START EXERCISE INPUTS

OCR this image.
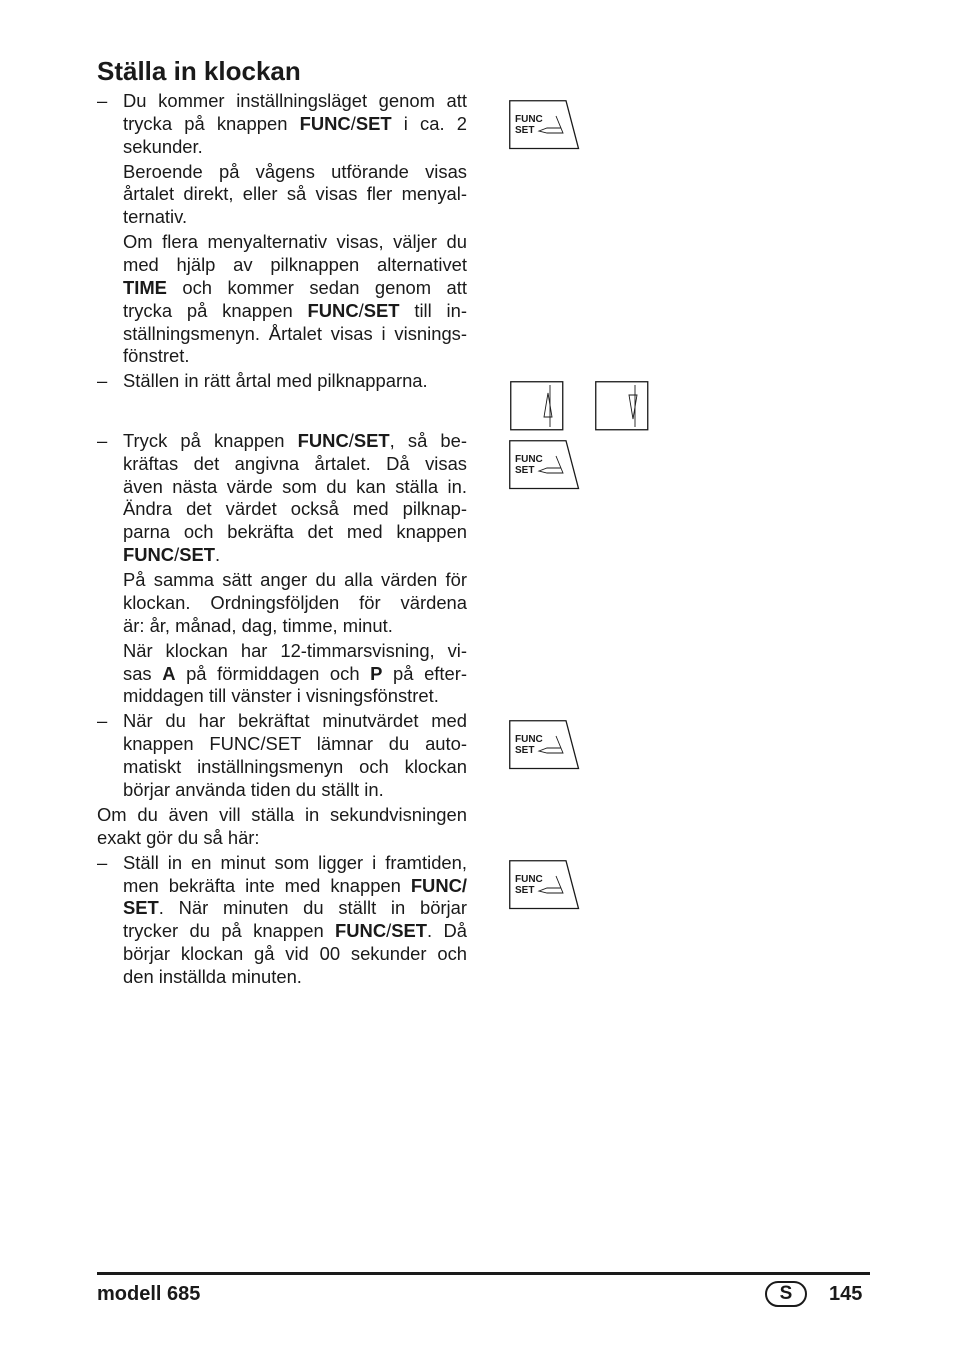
Ställa in klockan
– Du kommer inställningsläget genom att
trycka på knappen FUNC/SET i ca. 2
sekunder.
Beroende på vågens utförande visas
årtalet direkt, eller så visas fler menyal-
ternativ.
Om flera menyalternativ visas, väljer du
med hjälp av pilknappen alternativet
TIME och kommer sedan genom att
trycka på knappen FUNC/SET till in-
ställningsmenyn. Årtalet visas i visnings-
fönstret.
– Ställen in rätt årtal med pilknapparna.
– Tryck på knappen FUNC/SET, så be-
kräftas det angivna årtalet. Då visas
även nästa värde som du kan ställa in.
Ändra det värdet också med pilknap-
parna och bekräfta det med knappen
FUNC/SET.
På samma sätt anger du alla värden för
klockan. Ordningsföljden för värdena
är: år, månad, dag, timme, minut.
När klockan har 12-timmarsvisning, vi-
sas A på förmiddagen och P på efter-
middagen till vänster i visningsfönstret.
– När du har bekräftat minutvärdet med
knappen FUNC/SET lämnar du auto-
matiskt inställningsmenyn och klockan
börjar använda tiden du ställt in.
Om du även vill ställa in sekundvisningen
exakt gör du så här:
– Ställ in en minut som ligger i framtiden,
men bekräfta inte med knappen FUNC/
SET. När minuten du ställt in börjar
trycker du på knappen FUNC/SET. Då
börjar klockan gå vid 00 sekunder och
den inställda minuten.
FUNC
SET
FUNC
SET
FUNC
SET
FUNC
SET
modell 685	S	145
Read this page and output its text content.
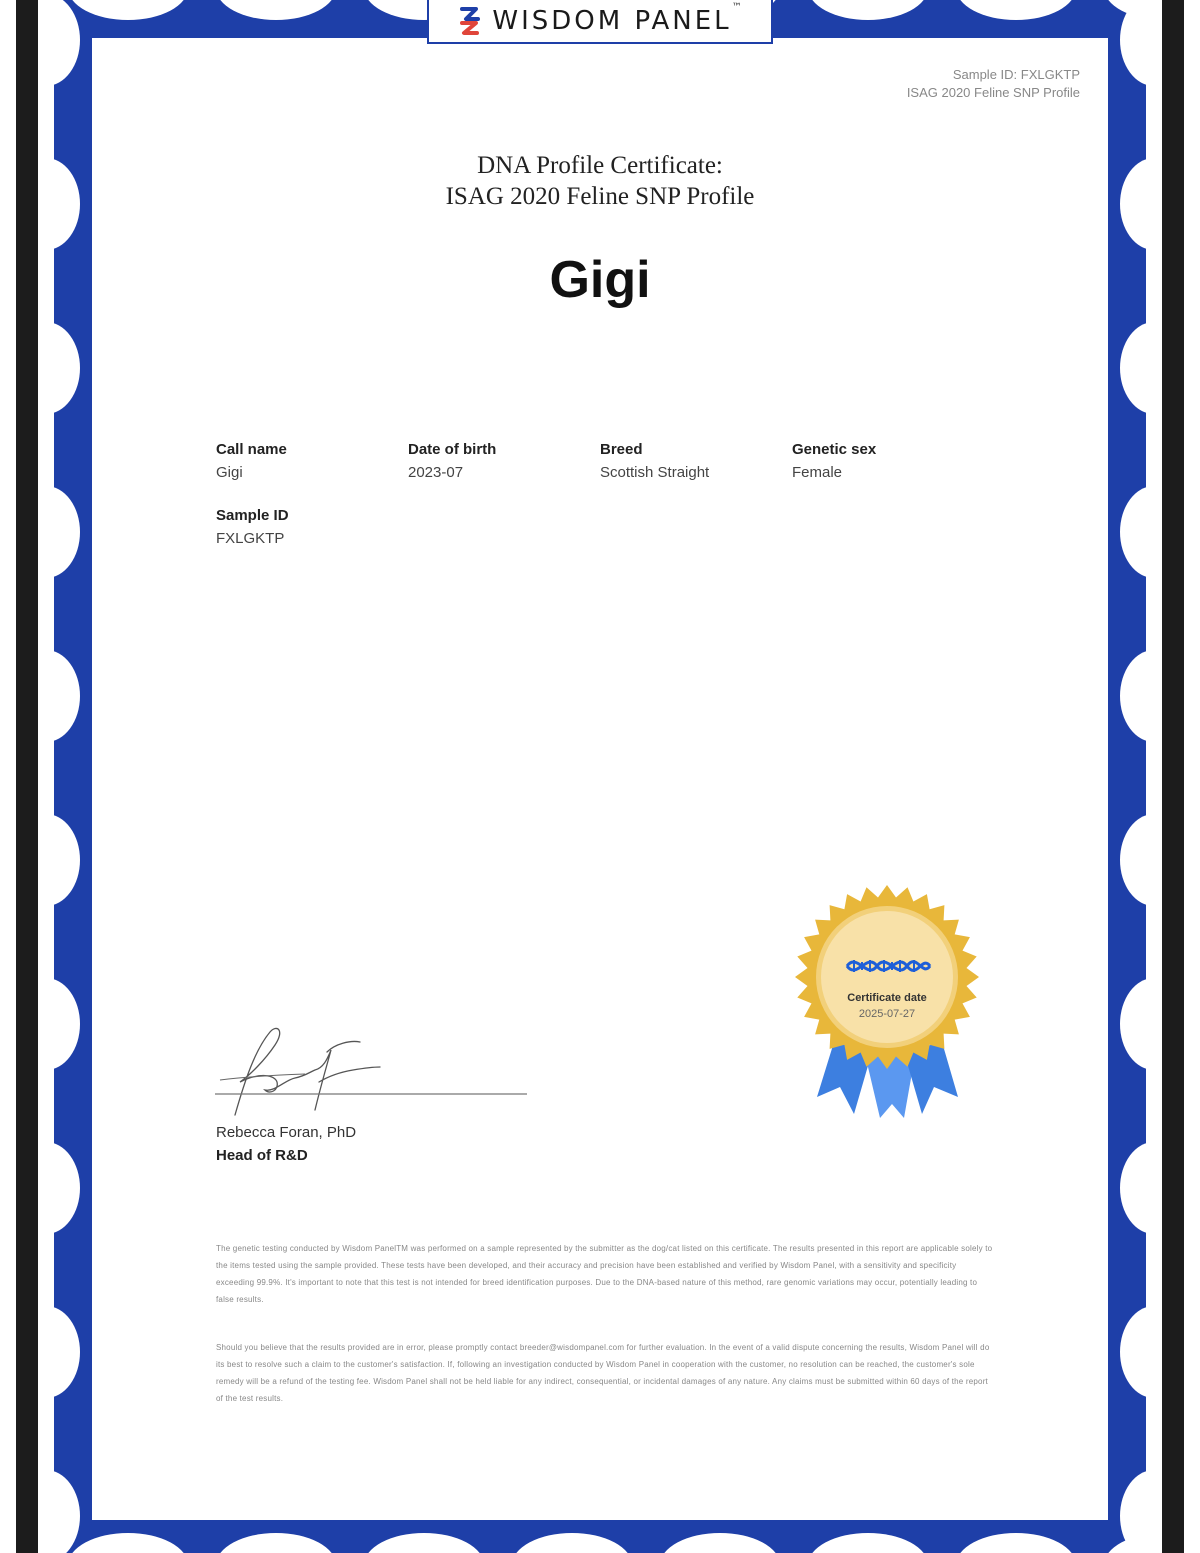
WISDOM PANEL™
Sample ID: FXLGKTP
ISAG 2020 Feline SNP Profile
DNA Profile Certificate:
ISAG 2020 Feline SNP Profile
Gigi
Call name
Gigi
Date of birth
2023-07
Breed
Scottish Straight
Genetic sex
Female
Sample ID
FXLGKTP
Rebecca Foran, PhD
Head of R&D
Certificate date
2025-07-27
The genetic testing conducted by Wisdom PanelTM was performed on a sample represented by the submitter as the dog/cat listed on this certificate. The results presented in this report are applicable solely to the items tested using the sample provided. These tests have been developed, and their accuracy and precision have been established and verified by Wisdom Panel, with a sensitivity and specificity exceeding 99.9%. It's important to note that this test is not intended for breed identification purposes. Due to the DNA-based nature of this method, rare genomic variations may occur, potentially leading to false results.
Should you believe that the results provided are in error, please promptly contact breeder@wisdompanel.com for further evaluation. In the event of a valid dispute concerning the results, Wisdom Panel will do its best to resolve such a claim to the customer's satisfaction. If, following an investigation conducted by Wisdom Panel in cooperation with the customer, no resolution can be reached, the customer's sole remedy will be a refund of the testing fee. Wisdom Panel shall not be held liable for any indirect, consequential, or incidental damages of any nature. Any claims must be submitted within 60 days of the report of the test results.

END EXERCISE INPUTS

(PROBLEM TO SOLVE) Tally up the lines of the listing containing the word "minuten". Give only the total.

(ANSWER TO THIS EXERCISE) 2